• _Task to complete_: Every record should be copied exactly, except that pictures are to be omitted.

Start Record excerpts

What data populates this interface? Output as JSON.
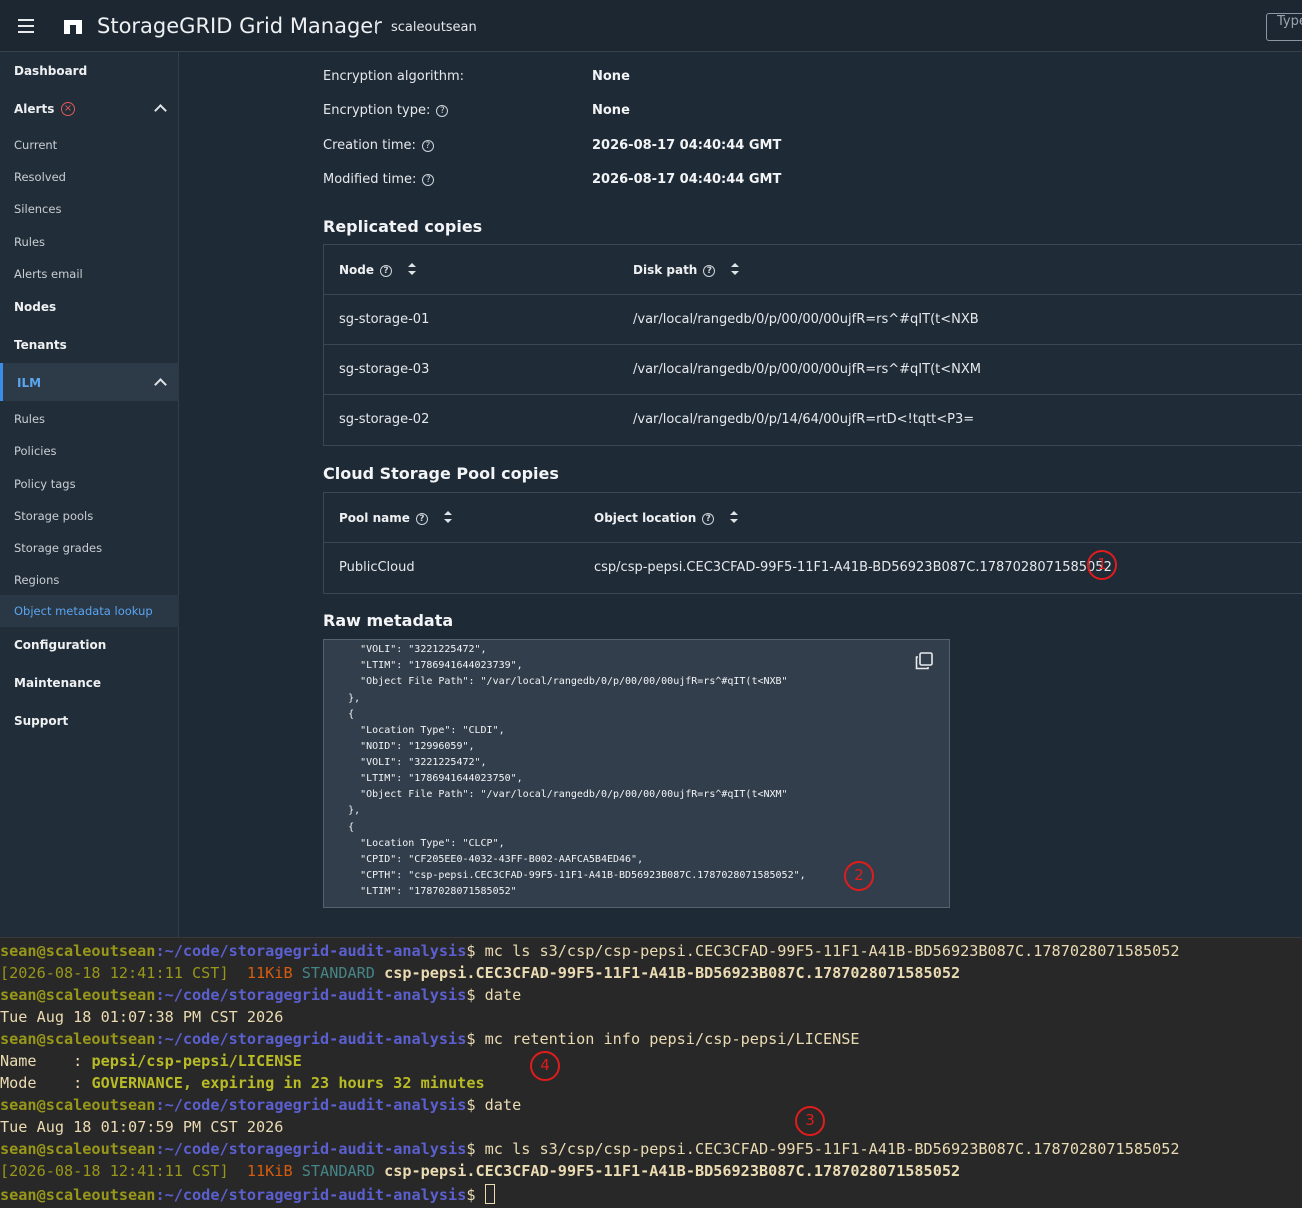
{
  "header": {
    "app_title": "StorageGRID Grid Manager",
    "grid_name": "scaleoutsean",
    "search_placeholder": "Type"
  },
  "sidebar": {
    "dashboard": "Dashboard",
    "alerts": "Alerts",
    "alerts_sub": [
      "Current",
      "Resolved",
      "Silences",
      "Rules",
      "Alerts email"
    ],
    "nodes": "Nodes",
    "tenants": "Tenants",
    "ilm": "ILM",
    "ilm_sub": [
      "Rules",
      "Policies",
      "Policy tags",
      "Storage pools",
      "Storage grades",
      "Regions",
      "Object metadata lookup"
    ],
    "configuration": "Configuration",
    "maintenance": "Maintenance",
    "support": "Support"
  },
  "object_info": {
    "encryption_algorithm_label": "Encryption algorithm:",
    "encryption_algorithm_value": "None",
    "encryption_type_label": "Encryption type:",
    "encryption_type_value": "None",
    "creation_time_label": "Creation time:",
    "creation_time_value": "2026-08-17 04:40:44 GMT",
    "modified_time_label": "Modified time:",
    "modified_time_value": "2026-08-17 04:40:44 GMT"
  },
  "replicated": {
    "title": "Replicated copies",
    "col_node": "Node",
    "col_disk_path": "Disk path",
    "rows": [
      {
        "node": "sg-storage-01",
        "path": "/var/local/rangedb/0/p/00/00/00ujfR=rs^#qIT(t<NXB"
      },
      {
        "node": "sg-storage-03",
        "path": "/var/local/rangedb/0/p/00/00/00ujfR=rs^#qIT(t<NXM"
      },
      {
        "node": "sg-storage-02",
        "path": "/var/local/rangedb/0/p/14/64/00ujfR=rtD<!tqtt<P3="
      }
    ]
  },
  "cloud": {
    "title": "Cloud Storage Pool copies",
    "col_pool": "Pool name",
    "col_location": "Object location",
    "rows": [
      {
        "pool": "PublicCloud",
        "location": "csp/csp-pepsi.CEC3CFAD-99F5-11F1-A41B-BD56923B087C.1787028071585052"
      }
    ]
  },
  "raw": {
    "title": "Raw metadata",
    "lines": [
      "      \"VOLI\": \"3221225472\",",
      "      \"LTIM\": \"1786941644023739\",",
      "      \"Object File Path\": \"/var/local/rangedb/0/p/00/00/00ujfR=rs^#qIT(t<NXB\"",
      "    },",
      "    {",
      "      \"Location Type\": \"CLDI\",",
      "      \"NOID\": \"12996059\",",
      "      \"VOLI\": \"3221225472\",",
      "      \"LTIM\": \"1786941644023750\",",
      "      \"Object File Path\": \"/var/local/rangedb/0/p/00/00/00ujfR=rs^#qIT(t<NXM\"",
      "    },",
      "    {",
      "      \"Location Type\": \"CLCP\",",
      "      \"CPID\": \"CF205EE0-4032-43FF-B002-AAFCA5B4ED46\",",
      "      \"CPTH\": \"csp-pepsi.CEC3CFAD-99F5-11F1-A41B-BD56923B087C.1787028071585052\",",
      "      \"LTIM\": \"1787028071585052\""
    ]
  },
  "annotations": [
    "1",
    "2",
    "3",
    "4"
  ],
  "terminal": {
    "user": "sean@scaleoutsean",
    "path": ":~/code/storagegrid-audit-analysis",
    "prompt_end": "$ ",
    "cmd1": "mc ls s3/csp/csp-pepsi.CEC3CFAD-99F5-11F1-A41B-BD56923B087C.1787028071585052",
    "ls_date": "[2026-08-18 12:41:11 CST]",
    "ls_size": "  11KiB",
    "ls_class": "STANDARD",
    "ls_name": "csp-pepsi.CEC3CFAD-99F5-11F1-A41B-BD56923B087C.1787028071585052",
    "cmd_date": "date",
    "date1": "Tue Aug 18 01:07:38 PM CST 2026",
    "cmd_retention": "mc retention info pepsi/csp-pepsi/LICENSE",
    "name_label": "Name    : ",
    "name_value": "pepsi/csp-pepsi/LICENSE",
    "mode_label": "Mode    : ",
    "mode_value": "GOVERNANCE, expiring in 23 hours 32 minutes",
    "date2": "Tue Aug 18 01:07:59 PM CST 2026"
  },
  "colors": {
    "accent": "#5aa5f0",
    "annotation_red": "#e01c1c",
    "terminal_bg": "#282828"
  }
}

End Record excerpts

• _Worked solution_:
What data populates this interface? Output as JSON.
{
  "header": {
    "app_title": "StorageGRID Grid Manager",
    "grid_name": "scaleoutsean",
    "search_placeholder": "Type"
  },
  "sidebar": {
    "dashboard": "Dashboard",
    "alerts": "Alerts",
    "alerts_sub": [
      "Current",
      "Resolved",
      "Silences",
      "Rules",
      "Alerts email"
    ],
    "nodes": "Nodes",
    "tenants": "Tenants",
    "ilm": "ILM",
    "ilm_sub": [
      "Rules",
      "Policies",
      "Policy tags",
      "Storage pools",
      "Storage grades",
      "Regions",
      "Object metadata lookup"
    ],
    "configuration": "Configuration",
    "maintenance": "Maintenance",
    "support": "Support"
  },
  "object_info": {
    "encryption_algorithm_label": "Encryption algorithm:",
    "encryption_algorithm_value": "None",
    "encryption_type_label": "Encryption type:",
    "encryption_type_value": "None",
    "creation_time_label": "Creation time:",
    "creation_time_value": "2026-08-17 04:40:44 GMT",
    "modified_time_label": "Modified time:",
    "modified_time_value": "2026-08-17 04:40:44 GMT"
  },
  "replicated": {
    "title": "Replicated copies",
    "col_node": "Node",
    "col_disk_path": "Disk path",
    "rows": [
      {
        "node": "sg-storage-01",
        "path": "/var/local/rangedb/0/p/00/00/00ujfR=rs^#qIT(t<NXB"
      },
      {
        "node": "sg-storage-03",
        "path": "/var/local/rangedb/0/p/00/00/00ujfR=rs^#qIT(t<NXM"
      },
      {
        "node": "sg-storage-02",
        "path": "/var/local/rangedb/0/p/14/64/00ujfR=rtD<!tqtt<P3="
      }
    ]
  },
  "cloud": {
    "title": "Cloud Storage Pool copies",
    "col_pool": "Pool name",
    "col_location": "Object location",
    "rows": [
      {
        "pool": "PublicCloud",
        "location": "csp/csp-pepsi.CEC3CFAD-99F5-11F1-A41B-BD56923B087C.1787028071585052"
      }
    ]
  },
  "raw": {
    "title": "Raw metadata",
    "lines": [
      "      \"VOLI\": \"3221225472\",",
      "      \"LTIM\": \"1786941644023739\",",
      "      \"Object File Path\": \"/var/local/rangedb/0/p/00/00/00ujfR=rs^#qIT(t<NXB\"",
      "    },",
      "    {",
      "      \"Location Type\": \"CLDI\",",
      "      \"NOID\": \"12996059\",",
      "      \"VOLI\": \"3221225472\",",
      "      \"LTIM\": \"1786941644023750\",",
      "      \"Object File Path\": \"/var/local/rangedb/0/p/00/00/00ujfR=rs^#qIT(t<NXM\"",
      "    },",
      "    {",
      "      \"Location Type\": \"CLCP\",",
      "      \"CPID\": \"CF205EE0-4032-43FF-B002-AAFCA5B4ED46\",",
      "      \"CPTH\": \"csp-pepsi.CEC3CFAD-99F5-11F1-A41B-BD56923B087C.1787028071585052\",",
      "      \"LTIM\": \"1787028071585052\""
    ]
  },
  "annotations": [
    "1",
    "2",
    "3",
    "4"
  ],
  "terminal": {
    "user": "sean@scaleoutsean",
    "path": ":~/code/storagegrid-audit-analysis",
    "prompt_end": "$ ",
    "cmd1": "mc ls s3/csp/csp-pepsi.CEC3CFAD-99F5-11F1-A41B-BD56923B087C.1787028071585052",
    "ls_date": "[2026-08-18 12:41:11 CST]",
    "ls_size": "  11KiB",
    "ls_class": "STANDARD",
    "ls_name": "csp-pepsi.CEC3CFAD-99F5-11F1-A41B-BD56923B087C.1787028071585052",
    "cmd_date": "date",
    "date1": "Tue Aug 18 01:07:38 PM CST 2026",
    "cmd_retention": "mc retention info pepsi/csp-pepsi/LICENSE",
    "name_label": "Name    : ",
    "name_value": "pepsi/csp-pepsi/LICENSE",
    "mode_label": "Mode    : ",
    "mode_value": "GOVERNANCE, expiring in 23 hours 32 minutes",
    "date2": "Tue Aug 18 01:07:59 PM CST 2026"
  },
  "colors": {
    "accent": "#5aa5f0",
    "annotation_red": "#e01c1c",
    "terminal_bg": "#282828"
  }
}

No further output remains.